Problem: A faithful transcription of all the data is required.
── Exercise materials ──
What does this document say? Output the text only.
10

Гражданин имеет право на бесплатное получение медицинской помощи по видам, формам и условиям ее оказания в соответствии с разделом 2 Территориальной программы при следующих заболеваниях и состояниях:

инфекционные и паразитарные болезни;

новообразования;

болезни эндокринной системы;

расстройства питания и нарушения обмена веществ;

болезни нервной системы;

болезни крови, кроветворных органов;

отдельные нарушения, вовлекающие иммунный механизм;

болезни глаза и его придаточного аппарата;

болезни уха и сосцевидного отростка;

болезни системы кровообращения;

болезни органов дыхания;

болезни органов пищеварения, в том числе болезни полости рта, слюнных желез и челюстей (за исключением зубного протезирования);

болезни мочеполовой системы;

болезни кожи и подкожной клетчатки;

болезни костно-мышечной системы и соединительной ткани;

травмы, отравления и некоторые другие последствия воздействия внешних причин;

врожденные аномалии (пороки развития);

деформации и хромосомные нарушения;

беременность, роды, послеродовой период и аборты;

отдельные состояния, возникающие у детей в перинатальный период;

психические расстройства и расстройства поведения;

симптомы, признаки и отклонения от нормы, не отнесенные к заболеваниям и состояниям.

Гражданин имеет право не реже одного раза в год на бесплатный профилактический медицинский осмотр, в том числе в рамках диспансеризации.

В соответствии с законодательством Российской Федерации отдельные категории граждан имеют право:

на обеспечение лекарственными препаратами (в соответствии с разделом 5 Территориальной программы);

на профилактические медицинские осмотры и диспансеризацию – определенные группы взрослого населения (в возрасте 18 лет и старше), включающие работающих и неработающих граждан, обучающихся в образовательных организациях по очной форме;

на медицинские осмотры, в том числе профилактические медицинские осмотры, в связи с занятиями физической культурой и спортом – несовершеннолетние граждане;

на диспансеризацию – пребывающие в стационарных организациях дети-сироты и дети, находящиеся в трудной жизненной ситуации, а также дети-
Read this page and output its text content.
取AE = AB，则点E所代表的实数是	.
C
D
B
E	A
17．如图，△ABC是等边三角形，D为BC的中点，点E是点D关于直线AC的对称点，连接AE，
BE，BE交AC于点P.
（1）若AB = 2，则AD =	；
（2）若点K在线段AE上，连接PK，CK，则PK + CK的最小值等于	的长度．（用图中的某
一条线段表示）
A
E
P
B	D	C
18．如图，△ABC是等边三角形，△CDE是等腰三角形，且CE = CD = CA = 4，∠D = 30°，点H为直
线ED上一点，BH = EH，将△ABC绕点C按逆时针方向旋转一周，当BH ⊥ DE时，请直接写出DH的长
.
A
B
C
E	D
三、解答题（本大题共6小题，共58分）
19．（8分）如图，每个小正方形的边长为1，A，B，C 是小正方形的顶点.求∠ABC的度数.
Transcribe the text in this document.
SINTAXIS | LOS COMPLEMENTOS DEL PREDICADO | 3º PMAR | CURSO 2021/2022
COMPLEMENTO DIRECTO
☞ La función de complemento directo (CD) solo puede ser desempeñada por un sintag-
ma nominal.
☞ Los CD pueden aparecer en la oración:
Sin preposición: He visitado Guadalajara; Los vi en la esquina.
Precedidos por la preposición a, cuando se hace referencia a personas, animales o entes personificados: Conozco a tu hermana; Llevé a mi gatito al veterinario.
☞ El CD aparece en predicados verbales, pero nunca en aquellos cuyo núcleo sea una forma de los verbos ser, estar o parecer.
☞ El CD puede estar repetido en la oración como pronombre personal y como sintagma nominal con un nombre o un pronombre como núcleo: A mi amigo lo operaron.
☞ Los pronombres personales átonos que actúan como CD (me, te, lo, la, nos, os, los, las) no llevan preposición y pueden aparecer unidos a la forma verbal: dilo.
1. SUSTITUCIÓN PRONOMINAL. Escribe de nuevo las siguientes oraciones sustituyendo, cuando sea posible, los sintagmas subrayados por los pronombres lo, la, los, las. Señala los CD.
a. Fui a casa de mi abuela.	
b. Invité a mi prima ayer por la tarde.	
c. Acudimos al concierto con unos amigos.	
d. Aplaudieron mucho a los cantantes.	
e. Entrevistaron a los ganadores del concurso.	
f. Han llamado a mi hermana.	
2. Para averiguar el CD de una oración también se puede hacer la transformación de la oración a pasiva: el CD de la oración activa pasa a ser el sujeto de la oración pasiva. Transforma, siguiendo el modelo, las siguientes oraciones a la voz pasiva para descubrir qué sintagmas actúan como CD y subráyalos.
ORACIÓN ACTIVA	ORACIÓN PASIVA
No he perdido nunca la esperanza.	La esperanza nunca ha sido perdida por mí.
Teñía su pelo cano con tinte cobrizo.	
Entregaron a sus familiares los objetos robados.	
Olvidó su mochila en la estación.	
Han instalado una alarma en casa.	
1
───
Task response:
What does this document say? Output the text only.
10

Гражданин имеет право на бесплатное получение медицинской помощи по видам, формам и условиям ее оказания в соответствии с разделом 2 Территориальной программы при следующих заболеваниях и состояниях:

инфекционные и паразитарные болезни;

новообразования;

болезни эндокринной системы;

расстройства питания и нарушения обмена веществ;

болезни нервной системы;

болезни крови, кроветворных органов;

отдельные нарушения, вовлекающие иммунный механизм;

болезни глаза и его придаточного аппарата;

болезни уха и сосцевидного отростка;

болезни системы кровообращения;

болезни органов дыхания;

болезни органов пищеварения, в том числе болезни полости рта, слюнных желез и челюстей (за исключением зубного протезирования);

болезни мочеполовой системы;

болезни кожи и подкожной клетчатки;

болезни костно-мышечной системы и соединительной ткани;

травмы, отравления и некоторые другие последствия воздействия внешних причин;

врожденные аномалии (пороки развития);

деформации и хромосомные нарушения;

беременность, роды, послеродовой период и аборты;

отдельные состояния, возникающие у детей в перинатальный период;

психические расстройства и расстройства поведения;

симптомы, признаки и отклонения от нормы, не отнесенные к заболеваниям и состояниям.

Гражданин имеет право не реже одного раза в год на бесплатный профилактический медицинский осмотр, в том числе в рамках диспансеризации.

В соответствии с законодательством Российской Федерации отдельные категории граждан имеют право:

на обеспечение лекарственными препаратами (в соответствии с разделом 5 Территориальной программы);

на профилактические медицинские осмотры и диспансеризацию – определенные группы взрослого населения (в возрасте 18 лет и старше), включающие работающих и неработающих граждан, обучающихся в образовательных организациях по очной форме;

на медицинские осмотры, в том числе профилактические медицинские осмотры, в связи с занятиями физической культурой и спортом – несовершеннолетние граждане;

на диспансеризацию – пребывающие в стационарных организациях дети-сироты и дети, находящиеся в трудной жизненной ситуации, а также дети-
Read this page and output its text content.
取AE = AB，则点E所代表的实数是	.
C
D
B
E	A
17．如图，△ABC是等边三角形，D为BC的中点，点E是点D关于直线AC的对称点，连接AE，
BE，BE交AC于点P.
（1）若AB = 2，则AD =	；
（2）若点K在线段AE上，连接PK，CK，则PK + CK的最小值等于	的长度．（用图中的某
一条线段表示）
A
E
P
B	D	C
18．如图，△ABC是等边三角形，△CDE是等腰三角形，且CE = CD = CA = 4，∠D = 30°，点H为直
线ED上一点，BH = EH，将△ABC绕点C按逆时针方向旋转一周，当BH ⊥ DE时，请直接写出DH的长
.
A
B
C
E	D
三、解答题（本大题共6小题，共58分）
19．（8分）如图，每个小正方形的边长为1，A，B，C 是小正方形的顶点.求∠ABC的度数.
Transcribe the text in this document.
SINTAXIS | LOS COMPLEMENTOS DEL PREDICADO | 3º PMAR | CURSO 2021/2022
COMPLEMENTO DIRECTO
☞ La función de complemento directo (CD) solo puede ser desempeñada por un sintag-
ma nominal.
☞ Los CD pueden aparecer en la oración:
Sin preposición: He visitado Guadalajara; Los vi en la esquina.
Precedidos por la preposición a, cuando se hace referencia a personas, animales o entes personificados: Conozco a tu hermana; Llevé a mi gatito al veterinario.
☞ El CD aparece en predicados verbales, pero nunca en aquellos cuyo núcleo sea una forma de los verbos ser, estar o parecer.
☞ El CD puede estar repetido en la oración como pronombre personal y como sintagma nominal con un nombre o un pronombre como núcleo: A mi amigo lo operaron.
☞ Los pronombres personales átonos que actúan como CD (me, te, lo, la, nos, os, los, las) no llevan preposición y pueden aparecer unidos a la forma verbal: dilo.
1. SUSTITUCIÓN PRONOMINAL. Escribe de nuevo las siguientes oraciones sustituyendo, cuando sea posible, los sintagmas subrayados por los pronombres lo, la, los, las. Señala los CD.
a. Fui a casa de mi abuela.	
b. Invité a mi prima ayer por la tarde.	
c. Acudimos al concierto con unos amigos.	
d. Aplaudieron mucho a los cantantes.	
e. Entrevistaron a los ganadores del concurso.	
f. Han llamado a mi hermana.	
2. Para averiguar el CD de una oración también se puede hacer la transformación de la oración a pasiva: el CD de la oración activa pasa a ser el sujeto de la oración pasiva. Transforma, siguiendo el modelo, las siguientes oraciones a la voz pasiva para descubrir qué sintagmas actúan como CD y subráyalos.
ORACIÓN ACTIVA	ORACIÓN PASIVA
No he perdido nunca la esperanza.	La esperanza nunca ha sido perdida por mí.
Teñía su pelo cano con tinte cobrizo.	
Entregaron a sus familiares los objetos robados.	
Olvidó su mochila en la estación.	
Han instalado una alarma en casa.	
1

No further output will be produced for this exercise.